--- AVAILABLE RECORDS ---

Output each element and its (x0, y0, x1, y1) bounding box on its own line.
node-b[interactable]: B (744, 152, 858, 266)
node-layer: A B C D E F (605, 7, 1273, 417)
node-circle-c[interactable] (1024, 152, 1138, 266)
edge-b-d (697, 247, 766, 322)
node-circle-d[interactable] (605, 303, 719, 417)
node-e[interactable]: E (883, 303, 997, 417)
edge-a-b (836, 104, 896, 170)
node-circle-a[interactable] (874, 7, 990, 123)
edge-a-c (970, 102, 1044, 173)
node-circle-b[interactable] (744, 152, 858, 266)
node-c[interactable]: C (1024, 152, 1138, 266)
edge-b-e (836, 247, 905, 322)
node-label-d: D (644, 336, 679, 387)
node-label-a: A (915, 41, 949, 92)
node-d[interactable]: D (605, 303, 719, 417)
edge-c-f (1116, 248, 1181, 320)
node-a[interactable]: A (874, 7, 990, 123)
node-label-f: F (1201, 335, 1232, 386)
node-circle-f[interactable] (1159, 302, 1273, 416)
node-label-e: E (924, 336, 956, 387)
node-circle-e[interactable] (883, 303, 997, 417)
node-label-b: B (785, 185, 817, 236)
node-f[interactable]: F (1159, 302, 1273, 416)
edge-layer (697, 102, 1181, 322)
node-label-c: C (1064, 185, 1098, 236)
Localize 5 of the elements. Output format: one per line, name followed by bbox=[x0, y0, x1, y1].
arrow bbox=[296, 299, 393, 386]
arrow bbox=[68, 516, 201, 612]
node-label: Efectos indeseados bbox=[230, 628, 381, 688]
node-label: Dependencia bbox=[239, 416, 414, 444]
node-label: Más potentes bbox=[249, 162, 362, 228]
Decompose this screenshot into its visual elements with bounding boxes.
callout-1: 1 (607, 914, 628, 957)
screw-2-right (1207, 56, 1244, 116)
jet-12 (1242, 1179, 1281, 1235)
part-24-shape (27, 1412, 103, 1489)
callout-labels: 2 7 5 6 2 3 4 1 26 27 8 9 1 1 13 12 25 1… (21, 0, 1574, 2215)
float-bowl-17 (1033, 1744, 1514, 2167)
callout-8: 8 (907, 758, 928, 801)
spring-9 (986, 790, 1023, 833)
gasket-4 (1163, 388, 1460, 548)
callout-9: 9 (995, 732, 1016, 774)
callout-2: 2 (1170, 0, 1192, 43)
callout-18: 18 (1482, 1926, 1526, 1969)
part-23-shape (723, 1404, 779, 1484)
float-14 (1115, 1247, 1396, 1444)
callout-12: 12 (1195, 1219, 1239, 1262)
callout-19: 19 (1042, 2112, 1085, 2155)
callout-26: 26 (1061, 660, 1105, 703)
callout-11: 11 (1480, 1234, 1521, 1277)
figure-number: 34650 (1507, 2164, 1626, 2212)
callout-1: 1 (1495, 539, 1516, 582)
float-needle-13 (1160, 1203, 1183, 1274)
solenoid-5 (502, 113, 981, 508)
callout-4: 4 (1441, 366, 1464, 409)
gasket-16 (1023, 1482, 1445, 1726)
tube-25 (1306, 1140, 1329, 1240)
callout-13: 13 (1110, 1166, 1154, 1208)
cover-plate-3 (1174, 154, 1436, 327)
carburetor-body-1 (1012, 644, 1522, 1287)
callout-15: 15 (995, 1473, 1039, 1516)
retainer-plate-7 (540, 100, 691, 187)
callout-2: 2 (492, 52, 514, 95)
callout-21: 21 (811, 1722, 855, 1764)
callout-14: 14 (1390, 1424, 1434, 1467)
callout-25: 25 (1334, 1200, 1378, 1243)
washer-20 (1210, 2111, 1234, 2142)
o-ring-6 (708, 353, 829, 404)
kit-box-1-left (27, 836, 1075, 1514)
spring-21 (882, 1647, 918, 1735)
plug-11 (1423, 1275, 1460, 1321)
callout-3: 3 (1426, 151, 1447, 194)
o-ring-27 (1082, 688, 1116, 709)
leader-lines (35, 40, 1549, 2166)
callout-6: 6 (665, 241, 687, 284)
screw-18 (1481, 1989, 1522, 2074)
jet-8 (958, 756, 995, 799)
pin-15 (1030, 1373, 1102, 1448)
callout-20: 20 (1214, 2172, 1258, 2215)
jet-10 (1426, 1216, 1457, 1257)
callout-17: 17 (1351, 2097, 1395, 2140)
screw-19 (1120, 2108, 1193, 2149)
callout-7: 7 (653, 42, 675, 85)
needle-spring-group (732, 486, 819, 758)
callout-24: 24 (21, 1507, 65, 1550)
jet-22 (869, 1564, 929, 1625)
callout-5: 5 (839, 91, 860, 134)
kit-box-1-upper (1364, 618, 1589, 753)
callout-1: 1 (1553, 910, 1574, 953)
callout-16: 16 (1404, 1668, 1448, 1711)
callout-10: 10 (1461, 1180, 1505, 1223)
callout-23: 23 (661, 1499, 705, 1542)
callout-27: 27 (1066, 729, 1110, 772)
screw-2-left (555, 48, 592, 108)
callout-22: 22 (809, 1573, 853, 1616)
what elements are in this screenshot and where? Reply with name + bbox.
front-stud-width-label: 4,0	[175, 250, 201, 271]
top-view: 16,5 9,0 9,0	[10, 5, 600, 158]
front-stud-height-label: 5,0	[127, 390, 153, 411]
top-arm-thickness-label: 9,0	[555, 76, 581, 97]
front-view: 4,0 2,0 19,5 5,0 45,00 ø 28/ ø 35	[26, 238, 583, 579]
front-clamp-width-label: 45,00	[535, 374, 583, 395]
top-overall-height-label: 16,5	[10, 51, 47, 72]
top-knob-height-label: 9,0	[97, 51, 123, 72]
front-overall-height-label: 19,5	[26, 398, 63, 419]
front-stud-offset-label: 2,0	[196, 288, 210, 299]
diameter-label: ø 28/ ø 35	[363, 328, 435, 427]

---

* PROBLEM TO SOLVE *
Write out the lines from the first one through the line containing "callout-19: 19 (1042, 2112, 1085, 2155)", both included, as a JSON list of strings with one string per line and blank lines omitted.

* WORKED ANSWER *
[
  "Output each element and its (x0, y0, x1, y1) bounding box on its own line.",
  "node-b[interactable]: B (744, 152, 858, 266)",
  "node-layer: A B C D E F (605, 7, 1273, 417)",
  "node-circle-c[interactable] (1024, 152, 1138, 266)",
  "edge-b-d (697, 247, 766, 322)",
  "node-circle-d[interactable] (605, 303, 719, 417)",
  "node-e[interactable]: E (883, 303, 997, 417)",
  "edge-a-b (836, 104, 896, 170)",
  "node-circle-a[interactable] (874, 7, 990, 123)",
  "edge-a-c (970, 102, 1044, 173)",
  "node-circle-b[interactable] (744, 152, 858, 266)",
  "node-c[interactable]: C (1024, 152, 1138, 266)",
  "edge-b-e (836, 247, 905, 322)",
  "node-label-d: D (644, 336, 679, 387)",
  "node-label-a: A (915, 41, 949, 92)",
  "node-d[interactable]: D (605, 303, 719, 417)",
  "edge-c-f (1116, 248, 1181, 320)",
  "node-a[interactable]: A (874, 7, 990, 123)",
  "node-label-f: F (1201, 335, 1232, 386)",
  "node-circle-f[interactable] (1159, 302, 1273, 416)",
  "node-label-e: E (924, 336, 956, 387)",
  "node-circle-e[interactable] (883, 303, 997, 417)",
  "node-label-b: B (785, 185, 817, 236)",
  "node-f[interactable]: F (1159, 302, 1273, 416)",
  "edge-layer (697, 102, 1181, 322)",
  "node-label-c: C (1064, 185, 1098, 236)",
  "Localize 5 of the elements. Output format: one per line, name followed by bbox=[x0, y0, x1, y1].",
  "arrow bbox=[296, 299, 393, 386]",
  "arrow bbox=[68, 516, 201, 612]",
  "node-label: Efectos indeseados bbox=[230, 628, 381, 688]",
  "node-label: Dependencia bbox=[239, 416, 414, 444]",
  "node-label: Más potentes bbox=[249, 162, 362, 228]",
  "Decompose this screenshot into its visual elements with bounding boxes.",
  "callout-1: 1 (607, 914, 628, 957)",
  "screw-2-right (1207, 56, 1244, 116)",
  "jet-12 (1242, 1179, 1281, 1235)",
  "part-24-shape (27, 1412, 103, 1489)",
  "callout-labels: 2 7 5 6 2 3 4 1 26 27 8 9 1 1 13 12 25 1… (21, 0, 1574, 2215)",
  "float-bowl-17 (1033, 1744, 1514, 2167)",
  "callout-8: 8 (907, 758, 928, 801)",
  "spring-9 (986, 790, 1023, 833)",
  "gasket-4 (1163, 388, 1460, 548)",
  "callout-9: 9 (995, 732, 1016, 774)",
  "callout-2: 2 (1170, 0, 1192, 43)",
  "callout-18: 18 (1482, 1926, 1526, 1969)",
  "part-23-shape (723, 1404, 779, 1484)",
  "float-14 (1115, 1247, 1396, 1444)",
  "callout-12: 12 (1195, 1219, 1239, 1262)",
  "callout-19: 19 (1042, 2112, 1085, 2155)"
]